- _分析文本_:
# # #

一 名字

渝,四川重庆的简称。我之所以叫大渝,是因为我出生在重庆。兄弟姐妹六人的名字都是在出生地的简称前面加个“大”字。除了我以外,二哥和大弟,就是大蜀和大庆也出生在重庆。

以后,在学生时代,乃至来到美国,也常见到“小渝”、“渝生”之类的名字。我知道,那些“小渝”和“渝生”们也和我一样,都是被抗战时撤退到“大后方”的父母们生在重庆的。

我的祖籍是江苏苏州,虽然父亲再也没有回到故乡工作,但假如不是因为战乱的话,我绝不会得到现在这个我并不喜欢的名字。

我是父母的长女,排行老三。其实,在我上面母亲已经生过三个男孩,只是老大在三岁时便夭折了。他叫吕品,一九三五年春出生。“品”字由三个口组成,意思是:除父母外,他是家里的第三口人。如此,我现在的大哥原名“吕田”,现在的二哥该叫“吕吾”,轮到我,准是“吕晶”了。后来,因为吕品不在了,不能再按家庭的人口数目来为儿女取名,父亲便把出生在山东青岛的吕田改名“大齐”,下面的五个孩子便一路“大”了下来。而这个“大”字便是我始终不满意自己名字的根源。

# # #

- _所给记录_:
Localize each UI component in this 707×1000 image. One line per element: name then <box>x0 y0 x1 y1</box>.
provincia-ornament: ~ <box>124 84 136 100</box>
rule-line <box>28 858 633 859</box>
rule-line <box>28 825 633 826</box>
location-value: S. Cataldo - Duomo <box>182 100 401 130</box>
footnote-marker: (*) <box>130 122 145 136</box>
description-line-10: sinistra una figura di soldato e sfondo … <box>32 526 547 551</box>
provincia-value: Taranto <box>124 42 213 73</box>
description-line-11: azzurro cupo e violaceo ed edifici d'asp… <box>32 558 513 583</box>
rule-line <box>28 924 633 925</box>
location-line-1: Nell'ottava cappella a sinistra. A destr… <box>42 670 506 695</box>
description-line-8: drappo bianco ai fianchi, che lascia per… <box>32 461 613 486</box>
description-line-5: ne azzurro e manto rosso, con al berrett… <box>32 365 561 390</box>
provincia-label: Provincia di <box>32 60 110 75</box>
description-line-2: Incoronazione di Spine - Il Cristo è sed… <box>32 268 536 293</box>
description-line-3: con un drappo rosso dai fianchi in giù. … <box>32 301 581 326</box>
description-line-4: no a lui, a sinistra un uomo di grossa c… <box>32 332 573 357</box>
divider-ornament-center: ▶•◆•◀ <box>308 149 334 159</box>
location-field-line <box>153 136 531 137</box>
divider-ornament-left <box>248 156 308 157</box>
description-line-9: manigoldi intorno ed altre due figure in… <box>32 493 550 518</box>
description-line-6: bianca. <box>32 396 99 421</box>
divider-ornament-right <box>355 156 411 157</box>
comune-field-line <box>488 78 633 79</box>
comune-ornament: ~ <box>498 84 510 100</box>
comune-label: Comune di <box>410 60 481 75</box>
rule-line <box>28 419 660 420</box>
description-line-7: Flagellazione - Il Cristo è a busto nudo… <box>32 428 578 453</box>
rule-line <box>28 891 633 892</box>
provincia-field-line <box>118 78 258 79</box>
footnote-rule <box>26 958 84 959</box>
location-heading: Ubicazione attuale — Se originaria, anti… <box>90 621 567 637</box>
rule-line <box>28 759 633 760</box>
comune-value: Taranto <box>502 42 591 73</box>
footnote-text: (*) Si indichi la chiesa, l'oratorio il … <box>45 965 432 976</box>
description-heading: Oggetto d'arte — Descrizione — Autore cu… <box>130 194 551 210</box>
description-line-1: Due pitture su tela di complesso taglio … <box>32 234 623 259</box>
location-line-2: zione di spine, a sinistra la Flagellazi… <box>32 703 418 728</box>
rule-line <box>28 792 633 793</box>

# # #

- _任务说明 A_: 在这篇讲名字由来的文字中,三岁时夭折的老大叫什么名字?
- _任务说明 B_: 请从最后一句之后接着写这篇讲名字由来的文字。
这些记录是单独的材料,与分析文本无关。

- _结果 A_: 吕品。

- _结果 B_:
我见过吕品的照片,一副很聪明可爱又瘦弱的模样。多少年后,母亲还不时夸奖“品品”指挥大家合唱抗日救亡歌曲时的音准、乐感和认真的神气。直到我自己有了儿女以后,才体会到母亲终生的伤痛。

品品葬于重庆北郊蚂蟥岭,现在,那里已经变成繁华的商业区了。品品的夭折是由于父母没有育儿经验,又书呆子气十足,一切按照书本办事,以为婴儿吃奶不宜过饱而导致他营养不良。三岁的品品大哥后来死于哮喘病。

我的母亲在襁褓之中便父母双亡,由教会养育十年之久。她是个虔诚的基督徒。小时候母亲几次和我说过:品品死前,她两次亲眼看见一个穿白衣服的人从后门进来,那是来接品品去天堂的上帝的使者。我觉得非常神秘。

对上帝,我似乎有过一次“心诚则灵”的体验。五岁不到,我在上海虹口一所叫灵粮堂小学的教会学校读二年级的时候,住在寿荫坊四十三号的弄堂里。那时我有一把红色的塑料剪刀,圆头,只有小手巴掌那么大,给小孩做手工用的,真的可以剪纸。那可能是父亲从美国给我带回来的。有一天,我怎么也找不到这把塑料剪刀了,急得坐立不安。情急之中,突然想起向上帝祷告。客厅里别无他人,我双手合十,跪在地上,闭着眼睛,口中念念有词,请求上帝帮我找回心爱的小红剪刀。刚刚祷告完,小红剪刀便一下子在茶几台面下的格子里找到了。我高兴极了,但又非常奇怪:在祷告前,记得我曾找遍了所有的地方而不得。这件事,我从没和任何人提及过。我知道这可能只不过是个巧合,但这把小红剪刀的失而复得,令我长久不能忘记。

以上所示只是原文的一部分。